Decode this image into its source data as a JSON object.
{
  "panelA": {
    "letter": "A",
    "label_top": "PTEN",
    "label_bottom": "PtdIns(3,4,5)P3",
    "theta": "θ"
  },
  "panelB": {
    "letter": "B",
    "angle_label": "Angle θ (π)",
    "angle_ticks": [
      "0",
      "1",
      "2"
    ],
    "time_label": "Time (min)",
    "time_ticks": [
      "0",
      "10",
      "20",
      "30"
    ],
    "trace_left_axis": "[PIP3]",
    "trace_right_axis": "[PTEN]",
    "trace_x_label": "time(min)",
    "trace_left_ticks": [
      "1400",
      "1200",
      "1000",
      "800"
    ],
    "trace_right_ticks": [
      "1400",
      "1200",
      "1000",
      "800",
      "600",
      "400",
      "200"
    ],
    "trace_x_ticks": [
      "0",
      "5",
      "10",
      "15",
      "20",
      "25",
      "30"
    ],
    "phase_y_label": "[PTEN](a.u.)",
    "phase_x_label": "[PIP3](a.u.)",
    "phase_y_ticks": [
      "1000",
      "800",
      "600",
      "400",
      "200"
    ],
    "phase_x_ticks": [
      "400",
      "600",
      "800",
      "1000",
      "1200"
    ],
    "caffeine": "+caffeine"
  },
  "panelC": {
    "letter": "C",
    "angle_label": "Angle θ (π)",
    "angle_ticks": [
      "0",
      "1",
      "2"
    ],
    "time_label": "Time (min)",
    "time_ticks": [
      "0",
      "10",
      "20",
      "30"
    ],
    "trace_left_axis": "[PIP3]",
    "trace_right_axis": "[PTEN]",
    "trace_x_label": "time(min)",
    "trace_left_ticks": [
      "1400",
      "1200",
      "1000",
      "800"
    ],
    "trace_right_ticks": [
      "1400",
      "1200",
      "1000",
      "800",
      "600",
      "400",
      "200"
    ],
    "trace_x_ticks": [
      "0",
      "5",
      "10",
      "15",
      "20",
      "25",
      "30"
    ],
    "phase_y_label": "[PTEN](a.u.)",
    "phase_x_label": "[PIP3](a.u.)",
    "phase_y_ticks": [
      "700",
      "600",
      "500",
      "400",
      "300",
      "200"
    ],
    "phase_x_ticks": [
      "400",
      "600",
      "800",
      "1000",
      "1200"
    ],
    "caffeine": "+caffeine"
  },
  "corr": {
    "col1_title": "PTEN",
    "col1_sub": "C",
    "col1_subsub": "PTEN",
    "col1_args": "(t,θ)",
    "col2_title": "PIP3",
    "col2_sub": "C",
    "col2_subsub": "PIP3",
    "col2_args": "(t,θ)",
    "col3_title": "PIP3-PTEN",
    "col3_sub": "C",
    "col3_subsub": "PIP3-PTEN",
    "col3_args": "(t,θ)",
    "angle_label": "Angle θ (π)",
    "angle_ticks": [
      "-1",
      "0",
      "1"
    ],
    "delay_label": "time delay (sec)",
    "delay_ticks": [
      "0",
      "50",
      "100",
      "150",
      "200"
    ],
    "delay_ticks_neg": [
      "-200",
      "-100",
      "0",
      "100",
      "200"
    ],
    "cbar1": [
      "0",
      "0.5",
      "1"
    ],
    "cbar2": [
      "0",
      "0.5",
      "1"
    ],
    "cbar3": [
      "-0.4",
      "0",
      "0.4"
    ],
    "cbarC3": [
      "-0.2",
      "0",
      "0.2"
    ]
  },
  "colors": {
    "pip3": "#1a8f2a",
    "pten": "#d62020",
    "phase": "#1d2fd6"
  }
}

PROBLEM TO SOLVE:
Repeat all of the records above exactly as written.

RESULT OF THIS EXERCISE:
Decode this image into its source data as a JSON object.
{
  "panelA": {
    "letter": "A",
    "label_top": "PTEN",
    "label_bottom": "PtdIns(3,4,5)P3",
    "theta": "θ"
  },
  "panelB": {
    "letter": "B",
    "angle_label": "Angle θ (π)",
    "angle_ticks": [
      "0",
      "1",
      "2"
    ],
    "time_label": "Time (min)",
    "time_ticks": [
      "0",
      "10",
      "20",
      "30"
    ],
    "trace_left_axis": "[PIP3]",
    "trace_right_axis": "[PTEN]",
    "trace_x_label": "time(min)",
    "trace_left_ticks": [
      "1400",
      "1200",
      "1000",
      "800"
    ],
    "trace_right_ticks": [
      "1400",
      "1200",
      "1000",
      "800",
      "600",
      "400",
      "200"
    ],
    "trace_x_ticks": [
      "0",
      "5",
      "10",
      "15",
      "20",
      "25",
      "30"
    ],
    "phase_y_label": "[PTEN](a.u.)",
    "phase_x_label": "[PIP3](a.u.)",
    "phase_y_ticks": [
      "1000",
      "800",
      "600",
      "400",
      "200"
    ],
    "phase_x_ticks": [
      "400",
      "600",
      "800",
      "1000",
      "1200"
    ],
    "caffeine": "+caffeine"
  },
  "panelC": {
    "letter": "C",
    "angle_label": "Angle θ (π)",
    "angle_ticks": [
      "0",
      "1",
      "2"
    ],
    "time_label": "Time (min)",
    "time_ticks": [
      "0",
      "10",
      "20",
      "30"
    ],
    "trace_left_axis": "[PIP3]",
    "trace_right_axis": "[PTEN]",
    "trace_x_label": "time(min)",
    "trace_left_ticks": [
      "1400",
      "1200",
      "1000",
      "800"
    ],
    "trace_right_ticks": [
      "1400",
      "1200",
      "1000",
      "800",
      "600",
      "400",
      "200"
    ],
    "trace_x_ticks": [
      "0",
      "5",
      "10",
      "15",
      "20",
      "25",
      "30"
    ],
    "phase_y_label": "[PTEN](a.u.)",
    "phase_x_label": "[PIP3](a.u.)",
    "phase_y_ticks": [
      "700",
      "600",
      "500",
      "400",
      "300",
      "200"
    ],
    "phase_x_ticks": [
      "400",
      "600",
      "800",
      "1000",
      "1200"
    ],
    "caffeine": "+caffeine"
  },
  "corr": {
    "col1_title": "PTEN",
    "col1_sub": "C",
    "col1_subsub": "PTEN",
    "col1_args": "(t,θ)",
    "col2_title": "PIP3",
    "col2_sub": "C",
    "col2_subsub": "PIP3",
    "col2_args": "(t,θ)",
    "col3_title": "PIP3-PTEN",
    "col3_sub": "C",
    "col3_subsub": "PIP3-PTEN",
    "col3_args": "(t,θ)",
    "angle_label": "Angle θ (π)",
    "angle_ticks": [
      "-1",
      "0",
      "1"
    ],
    "delay_label": "time delay (sec)",
    "delay_ticks": [
      "0",
      "50",
      "100",
      "150",
      "200"
    ],
    "delay_ticks_neg": [
      "-200",
      "-100",
      "0",
      "100",
      "200"
    ],
    "cbar1": [
      "0",
      "0.5",
      "1"
    ],
    "cbar2": [
      "0",
      "0.5",
      "1"
    ],
    "cbar3": [
      "-0.4",
      "0",
      "0.4"
    ],
    "cbarC3": [
      "-0.2",
      "0",
      "0.2"
    ]
  },
  "colors": {
    "pip3": "#1a8f2a",
    "pten": "#d62020",
    "phase": "#1d2fd6"
  }
}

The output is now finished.